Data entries
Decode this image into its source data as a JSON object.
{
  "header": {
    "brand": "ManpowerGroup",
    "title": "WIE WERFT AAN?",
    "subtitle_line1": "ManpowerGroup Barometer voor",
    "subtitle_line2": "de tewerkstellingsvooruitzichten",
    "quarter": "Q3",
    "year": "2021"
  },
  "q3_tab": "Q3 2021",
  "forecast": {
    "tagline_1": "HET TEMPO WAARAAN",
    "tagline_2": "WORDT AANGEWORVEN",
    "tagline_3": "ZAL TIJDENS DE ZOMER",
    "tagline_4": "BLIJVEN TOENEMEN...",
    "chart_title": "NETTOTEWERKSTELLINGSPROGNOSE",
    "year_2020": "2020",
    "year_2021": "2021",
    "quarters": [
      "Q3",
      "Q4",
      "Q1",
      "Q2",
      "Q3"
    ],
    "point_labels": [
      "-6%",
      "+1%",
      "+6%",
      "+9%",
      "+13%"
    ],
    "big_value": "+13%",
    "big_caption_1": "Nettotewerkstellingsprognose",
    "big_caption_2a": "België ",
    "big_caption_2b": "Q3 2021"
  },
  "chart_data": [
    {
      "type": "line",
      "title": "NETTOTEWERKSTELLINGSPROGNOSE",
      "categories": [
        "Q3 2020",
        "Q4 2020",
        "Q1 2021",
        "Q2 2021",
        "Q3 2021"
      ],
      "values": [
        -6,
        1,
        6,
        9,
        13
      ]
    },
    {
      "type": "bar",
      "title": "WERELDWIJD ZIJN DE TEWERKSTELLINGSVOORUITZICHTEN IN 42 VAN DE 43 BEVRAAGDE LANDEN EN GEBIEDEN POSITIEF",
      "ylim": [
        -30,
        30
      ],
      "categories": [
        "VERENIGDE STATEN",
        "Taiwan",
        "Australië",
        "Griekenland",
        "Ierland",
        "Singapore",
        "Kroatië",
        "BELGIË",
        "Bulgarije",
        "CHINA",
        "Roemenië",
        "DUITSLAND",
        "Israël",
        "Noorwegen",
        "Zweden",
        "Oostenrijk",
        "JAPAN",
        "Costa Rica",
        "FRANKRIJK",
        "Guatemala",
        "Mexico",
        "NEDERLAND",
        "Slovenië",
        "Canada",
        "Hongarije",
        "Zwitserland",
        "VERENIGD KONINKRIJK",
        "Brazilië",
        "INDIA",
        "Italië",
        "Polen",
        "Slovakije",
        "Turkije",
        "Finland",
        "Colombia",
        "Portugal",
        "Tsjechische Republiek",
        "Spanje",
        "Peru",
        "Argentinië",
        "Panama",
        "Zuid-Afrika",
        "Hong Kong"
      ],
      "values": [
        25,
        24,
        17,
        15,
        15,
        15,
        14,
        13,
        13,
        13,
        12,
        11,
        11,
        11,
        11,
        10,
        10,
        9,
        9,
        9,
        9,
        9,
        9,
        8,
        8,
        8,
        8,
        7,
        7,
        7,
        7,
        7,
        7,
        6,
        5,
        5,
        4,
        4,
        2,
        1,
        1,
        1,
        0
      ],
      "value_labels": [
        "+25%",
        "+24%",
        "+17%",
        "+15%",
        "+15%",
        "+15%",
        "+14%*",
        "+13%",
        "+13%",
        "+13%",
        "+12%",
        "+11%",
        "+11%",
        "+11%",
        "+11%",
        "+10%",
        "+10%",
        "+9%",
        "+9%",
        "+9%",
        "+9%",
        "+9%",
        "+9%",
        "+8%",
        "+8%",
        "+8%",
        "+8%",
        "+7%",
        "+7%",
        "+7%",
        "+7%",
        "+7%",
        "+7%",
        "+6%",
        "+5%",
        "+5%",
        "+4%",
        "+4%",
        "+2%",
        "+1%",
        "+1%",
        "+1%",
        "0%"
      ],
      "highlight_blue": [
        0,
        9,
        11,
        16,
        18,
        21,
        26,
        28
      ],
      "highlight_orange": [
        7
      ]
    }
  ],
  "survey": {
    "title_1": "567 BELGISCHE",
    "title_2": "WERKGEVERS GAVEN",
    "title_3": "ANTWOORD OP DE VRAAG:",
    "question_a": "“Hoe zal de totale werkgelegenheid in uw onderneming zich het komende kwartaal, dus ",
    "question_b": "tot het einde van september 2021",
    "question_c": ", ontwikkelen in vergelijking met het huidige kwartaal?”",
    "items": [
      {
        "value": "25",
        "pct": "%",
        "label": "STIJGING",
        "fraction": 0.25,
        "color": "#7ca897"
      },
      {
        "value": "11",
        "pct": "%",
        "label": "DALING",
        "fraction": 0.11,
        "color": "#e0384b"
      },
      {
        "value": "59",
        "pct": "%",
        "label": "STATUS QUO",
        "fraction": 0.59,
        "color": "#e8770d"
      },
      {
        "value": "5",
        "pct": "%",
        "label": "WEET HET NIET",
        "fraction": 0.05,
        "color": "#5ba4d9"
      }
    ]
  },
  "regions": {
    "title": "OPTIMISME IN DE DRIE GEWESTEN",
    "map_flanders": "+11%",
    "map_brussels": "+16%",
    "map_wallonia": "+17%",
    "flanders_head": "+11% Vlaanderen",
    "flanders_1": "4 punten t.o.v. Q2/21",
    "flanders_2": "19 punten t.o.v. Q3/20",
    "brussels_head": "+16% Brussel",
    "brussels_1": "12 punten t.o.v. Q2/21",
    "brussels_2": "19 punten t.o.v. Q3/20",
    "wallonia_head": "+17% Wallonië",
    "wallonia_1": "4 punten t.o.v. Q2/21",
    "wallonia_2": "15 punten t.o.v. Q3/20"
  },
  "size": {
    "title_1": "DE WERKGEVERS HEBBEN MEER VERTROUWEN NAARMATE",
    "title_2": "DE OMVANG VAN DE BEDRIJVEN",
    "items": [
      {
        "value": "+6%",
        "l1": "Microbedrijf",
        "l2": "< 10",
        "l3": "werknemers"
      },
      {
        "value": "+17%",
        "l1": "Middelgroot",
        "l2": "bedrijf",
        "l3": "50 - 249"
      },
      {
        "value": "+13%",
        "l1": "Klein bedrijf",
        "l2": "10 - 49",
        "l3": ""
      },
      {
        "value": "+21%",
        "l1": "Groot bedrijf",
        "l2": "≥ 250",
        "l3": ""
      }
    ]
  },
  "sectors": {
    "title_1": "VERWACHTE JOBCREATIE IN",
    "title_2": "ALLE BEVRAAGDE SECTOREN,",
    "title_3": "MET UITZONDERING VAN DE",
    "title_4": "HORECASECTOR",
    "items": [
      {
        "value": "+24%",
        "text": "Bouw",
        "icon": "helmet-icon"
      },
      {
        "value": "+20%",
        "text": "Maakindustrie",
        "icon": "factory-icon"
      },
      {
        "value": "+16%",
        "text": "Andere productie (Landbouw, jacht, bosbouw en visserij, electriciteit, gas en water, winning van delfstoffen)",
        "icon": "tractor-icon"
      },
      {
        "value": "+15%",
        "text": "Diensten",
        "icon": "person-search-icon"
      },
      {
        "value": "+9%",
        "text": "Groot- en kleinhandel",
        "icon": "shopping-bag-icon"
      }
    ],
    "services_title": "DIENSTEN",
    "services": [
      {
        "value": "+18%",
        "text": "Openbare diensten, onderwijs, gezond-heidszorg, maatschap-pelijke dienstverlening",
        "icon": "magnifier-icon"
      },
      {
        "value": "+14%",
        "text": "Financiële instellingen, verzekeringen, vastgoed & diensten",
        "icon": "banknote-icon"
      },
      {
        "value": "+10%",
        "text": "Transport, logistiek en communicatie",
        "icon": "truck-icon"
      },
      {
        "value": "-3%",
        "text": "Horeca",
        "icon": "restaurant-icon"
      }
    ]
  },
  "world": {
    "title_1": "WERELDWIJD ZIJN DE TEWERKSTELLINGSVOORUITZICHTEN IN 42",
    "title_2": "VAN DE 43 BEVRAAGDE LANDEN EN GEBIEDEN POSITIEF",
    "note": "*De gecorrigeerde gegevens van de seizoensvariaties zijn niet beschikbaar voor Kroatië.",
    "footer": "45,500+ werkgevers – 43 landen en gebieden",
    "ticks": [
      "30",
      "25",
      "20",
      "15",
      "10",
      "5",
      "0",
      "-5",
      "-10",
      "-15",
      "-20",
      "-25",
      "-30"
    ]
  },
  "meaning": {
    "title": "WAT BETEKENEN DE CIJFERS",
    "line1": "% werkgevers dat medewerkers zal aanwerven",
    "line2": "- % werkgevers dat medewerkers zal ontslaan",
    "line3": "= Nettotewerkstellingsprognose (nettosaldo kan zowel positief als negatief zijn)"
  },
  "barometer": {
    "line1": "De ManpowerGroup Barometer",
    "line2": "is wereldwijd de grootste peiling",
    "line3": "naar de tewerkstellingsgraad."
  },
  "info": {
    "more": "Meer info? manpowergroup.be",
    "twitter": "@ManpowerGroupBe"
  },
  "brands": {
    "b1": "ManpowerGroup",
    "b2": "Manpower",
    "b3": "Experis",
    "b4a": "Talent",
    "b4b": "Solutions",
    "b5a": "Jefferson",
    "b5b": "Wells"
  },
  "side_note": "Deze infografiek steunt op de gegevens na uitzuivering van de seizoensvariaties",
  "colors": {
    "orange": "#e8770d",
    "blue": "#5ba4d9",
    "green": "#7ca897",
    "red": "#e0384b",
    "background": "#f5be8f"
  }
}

WRITTEN PROBLEM
Show each line in the entries that holds the string "gegevens".

COMPLETE OUTPUT
    "note": "*De gecorrigeerde gegevens van de seizoensvariaties zijn niet beschikbaar voor Kroatië.",
  "side_note": "Deze infografiek steunt op de gegevens na uitzuivering van de seizoensvariaties",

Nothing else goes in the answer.